▶ **ЦИТИРУЕМЫЙ ОТРЫВОК**:
Чтение этих книжек доставляло мне неизъяснимое удовольствие, тем более, что за чтение меня фабричные хвалили и сами со мной восхищались богатырями и героями. И тут, под влиянием чтения этих книжек, в первый раз появилось во мне смутное желание написать и самому что-нибудь в этом роде. Но вот горе: «Как же я буду писать и про что? Ведь это всё было, - думал я, - когда-нибудь очень давно, да ещё и не в наших краях, а где-то в тридесятом царстве; может, и теперь это бывает там, за тридевять земель, а у нас никогда этого не бывает и не было, и богатырей таких нет». О писателях я тоже не имел никакого понятия: думал, что это были когда-то такие особенные люди, сочинили эти книжки и умерли, а теперь таких людей уже нет и быть не может. И желание моё – написать что-нибудь – ограничивалось пока только одними мечтами. К тому же отец мой, в молодости сам читавший эти книжки, находил их нехорошими и впоследствии читал исключительно только церковные книги, запрещал мне читать эти сказки, говоря, что мне это читать не годится, что я ещё для этого мал и что их можно читать только большим, т.е. взрослым, тем более что всё в них написанное – неправда, выдумка, пустая болтовня, что ничего подобного никогда на свете не было. И я с тех пор немного разочаровался в этих книжках, но всё-таки с большим интересом продолжал читать их, по большей части украдкой, с замиранием сердца, где-нибудь в уголке, чтобы отец не видал. Так прошло два года. Отец перешёл с этой фабрики в Москву  и меня взял с собой и определил на фабрику Носова в трепальщики – на машине шерсть трепать. Здесь мне тоже жить было скверно, но я уже обтерпелся, привык ко всему. Тут я опять продолжал с фабричными читать те же и подобные лубочные книжки, в числе которых попадались мне и сказки, написанные стихами: «Конёк-Горбунок», «Мальчик с пальчик», «Мужичок с ноготок», «О мельнике колдуне» и прочее. Стихов до тех пор я не читал ни разу. Мне эти стихотворные сказки понравились ещё более, чем прозаические. И я стал даже покупать сам такие книжки на свои гроши, которые отец давал мне на праздник. И тут у меня снова явилось сильное желание написать и самому подобную же сказку в стихах. И я в один вечер карандашом, на клочке бумаги, начал писать подражание «Коньку-Горбунку»:

Как в деревне, не в селе,

Жил мужик в одной избе.

Тот мужик-то был умён.

А по имени Семён;

У него было два сына:

Старший – умный молодчина,

А меньшой-то – простоват

И не очень тароват.

▶ **ИСХОДНЫЕ ДАННЫЕ**:

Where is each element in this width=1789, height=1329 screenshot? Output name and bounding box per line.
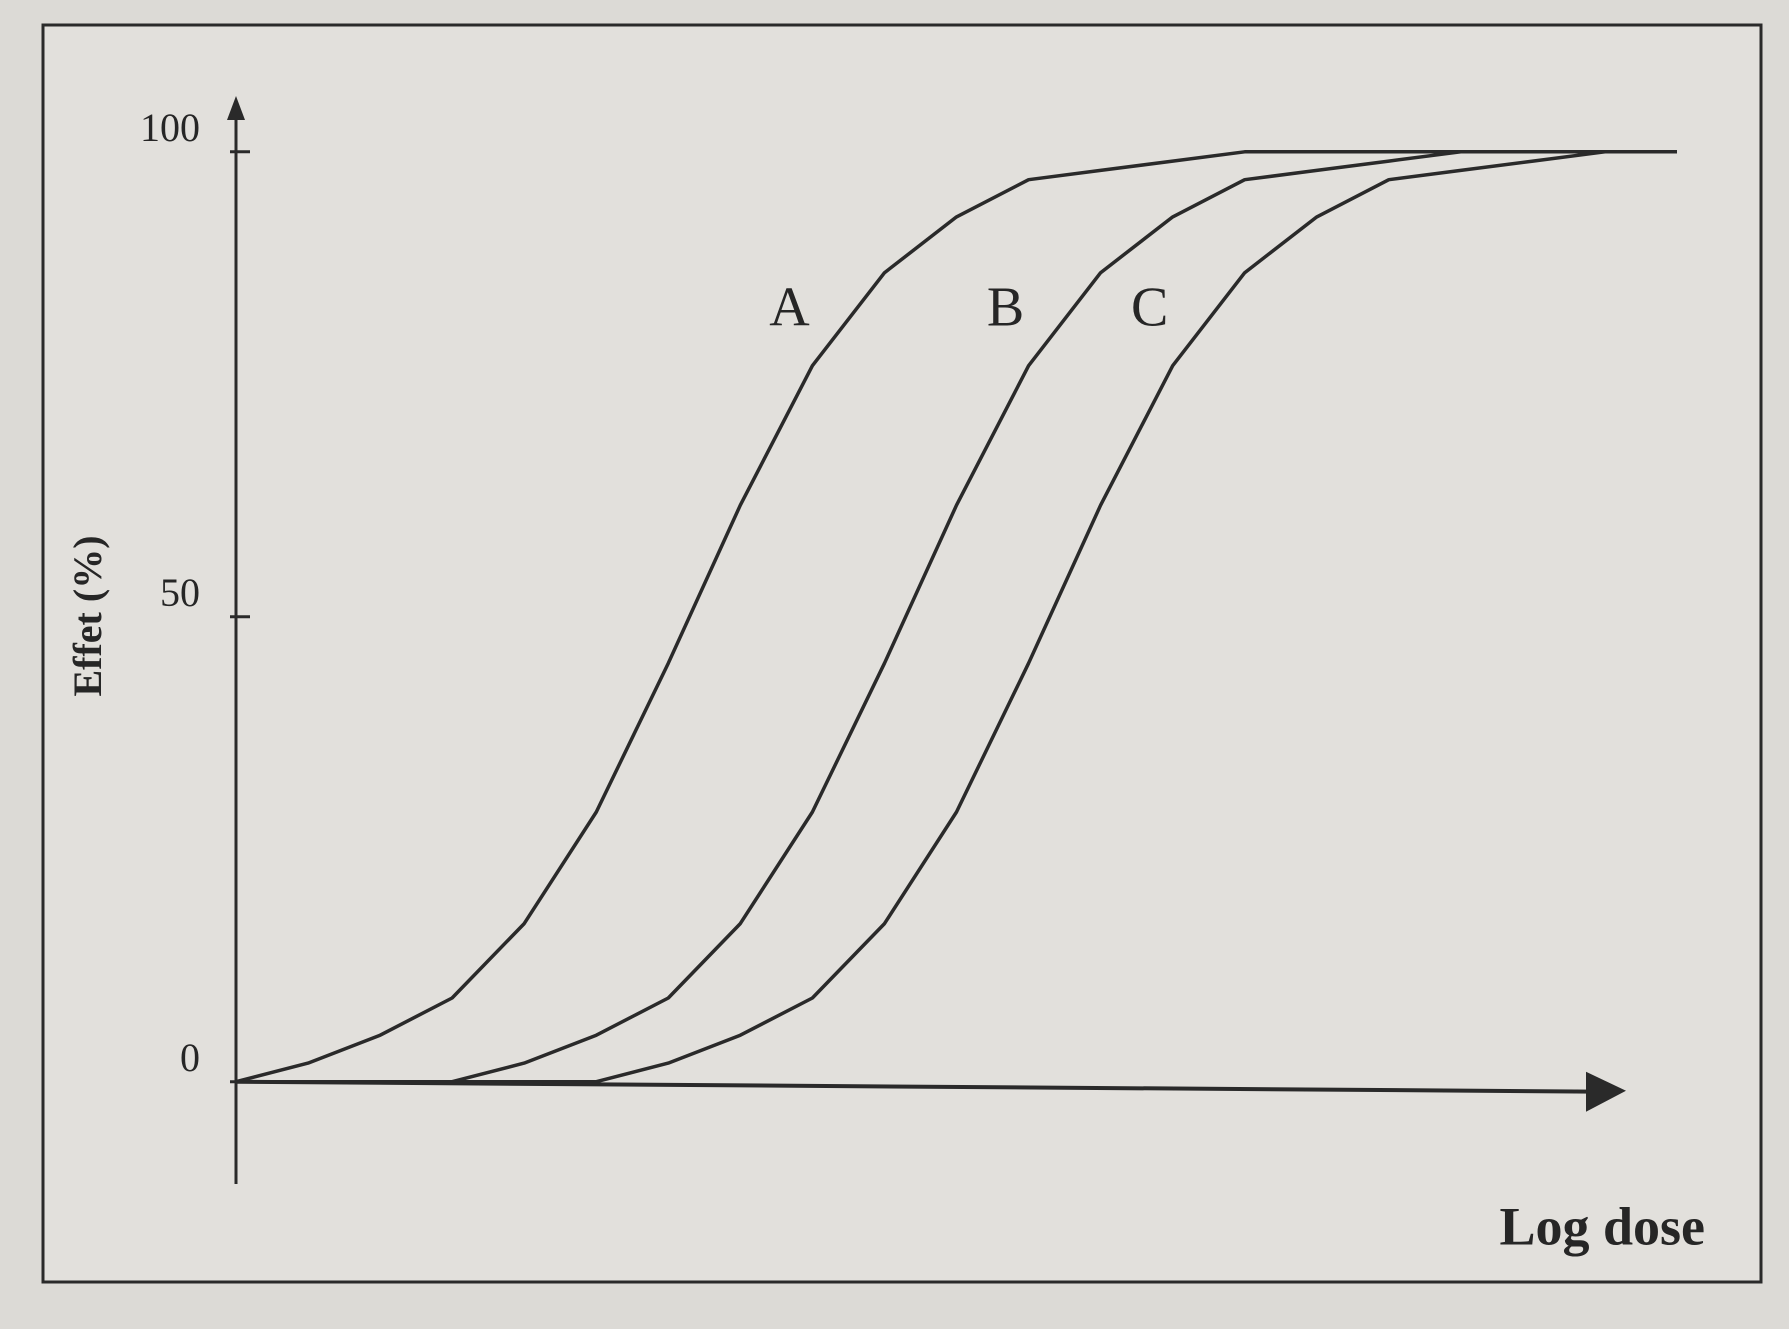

▶ **ЗАДАНИЯ**:
• a. Запишите из отрывка о детском чтении всё, от «Жил мужик в» и вниз до «не очень тароват.».
• b. На какую фабрику и какую работу отец определил рассказчика после переезда в Москву, согласно отрывку о детском чтении?
• c. Продолжите отрывок о детском чтении вслед за его последней строкой.

▶ **ОТВЕТЫ**:
• a.
Жил мужик в одной избе.

Тот мужик-то был умён.

А по имени Семён;

У него было два сына:

Старший – умный молодчина,

А меньшой-то – простоват

И не очень тароват.

• b. На фабрику Носова, трепальщиком, чтобы трепать шерсть на машине.

• c.
Жить им в бедности пришлось,

Сеять ржицу, лён, овёс…

Но дальше того у меня дело не пошло. Совершенное незнакомство с правилами стихосложения, полнейшее незнание того, что такое стих и в чём его отличие от прозы, трудность подбора рифм, а главное –неимение материала, о чём писать, и та мысль, что всё это неправда, что ничего такого не было и быть не может, привели меня к тому заключению, что такую сказку, как «Конёк-Горбунок», мне ни за что не написать, то есть не выдумать. И я отложил это намерение на неопределённое время.

У Носова я прожил около года и затем перешёл на фабрику Котова, а затем Гучкова,  и так я переходил с фабрики на фабрику несколько лет, перебывал на всех фабричных работах и перечитал почти все лубочные книги. Когда мне исполнилось уже четырнадцать лет, мне случайно пришлось раздобыть у одного мастера книжку стихотворений Кольцова. Прочитав его жизнь и стихотворения, я сразу почувствовал охоту написать и самому нечто подобное: такие же короткие, складные, певучие стихи, похожие на песни. Мне это показалось не та трудно, как написать большую сказку; тем более что Кольцов, будучи простым и необразованным прасолом* писал же стихи. И я решил писать. Но тут встал вопрос: о чём писать? Как писать? Впрочем, была не была – ведь и Кольцов не умел сначала!

* Прасол – оптовый скупщик скота для перепродажи.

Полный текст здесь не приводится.